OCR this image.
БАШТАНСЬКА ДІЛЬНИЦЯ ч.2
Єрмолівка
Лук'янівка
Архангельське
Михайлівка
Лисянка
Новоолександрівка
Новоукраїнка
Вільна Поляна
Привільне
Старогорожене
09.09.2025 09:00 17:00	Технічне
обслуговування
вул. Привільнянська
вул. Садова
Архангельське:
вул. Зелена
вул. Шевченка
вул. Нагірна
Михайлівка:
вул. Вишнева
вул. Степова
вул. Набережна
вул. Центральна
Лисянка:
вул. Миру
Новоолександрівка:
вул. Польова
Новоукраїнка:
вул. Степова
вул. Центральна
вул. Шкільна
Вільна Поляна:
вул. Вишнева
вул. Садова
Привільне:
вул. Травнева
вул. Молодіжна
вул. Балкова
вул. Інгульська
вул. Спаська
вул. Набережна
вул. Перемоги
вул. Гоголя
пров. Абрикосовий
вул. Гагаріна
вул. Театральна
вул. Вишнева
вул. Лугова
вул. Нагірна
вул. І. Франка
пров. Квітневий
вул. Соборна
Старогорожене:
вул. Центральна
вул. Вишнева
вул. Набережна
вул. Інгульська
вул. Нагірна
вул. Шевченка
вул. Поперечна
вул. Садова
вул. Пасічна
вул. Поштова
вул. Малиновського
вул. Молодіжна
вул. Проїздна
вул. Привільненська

_ _ _ _ _ _ _

AIM OF THE EXERCISE:
Every entry above needs to be quoted exactly.

TASK ANSWER:
OCR this image.
БАШТАНСЬКА ДІЛЬНИЦЯ ч.2
Єрмолівка
Лук'янівка
Архангельське
Михайлівка
Лисянка
Новоолександрівка
Новоукраїнка
Вільна Поляна
Привільне
Старогорожене
09.09.2025 09:00 17:00	Технічне
обслуговування
вул. Привільнянська
вул. Садова
Архангельське:
вул. Зелена
вул. Шевченка
вул. Нагірна
Михайлівка:
вул. Вишнева
вул. Степова
вул. Набережна
вул. Центральна
Лисянка:
вул. Миру
Новоолександрівка:
вул. Польова
Новоукраїнка:
вул. Степова
вул. Центральна
вул. Шкільна
Вільна Поляна:
вул. Вишнева
вул. Садова
Привільне:
вул. Травнева
вул. Молодіжна
вул. Балкова
вул. Інгульська
вул. Спаська
вул. Набережна
вул. Перемоги
вул. Гоголя
пров. Абрикосовий
вул. Гагаріна
вул. Театральна
вул. Вишнева
вул. Лугова
вул. Нагірна
вул. І. Франка
пров. Квітневий
вул. Соборна
Старогорожене:
вул. Центральна
вул. Вишнева
вул. Набережна
вул. Інгульська
вул. Нагірна
вул. Шевченка
вул. Поперечна
вул. Садова
вул. Пасічна
вул. Поштова
вул. Малиновського
вул. Молодіжна
вул. Проїздна
вул. Привільненська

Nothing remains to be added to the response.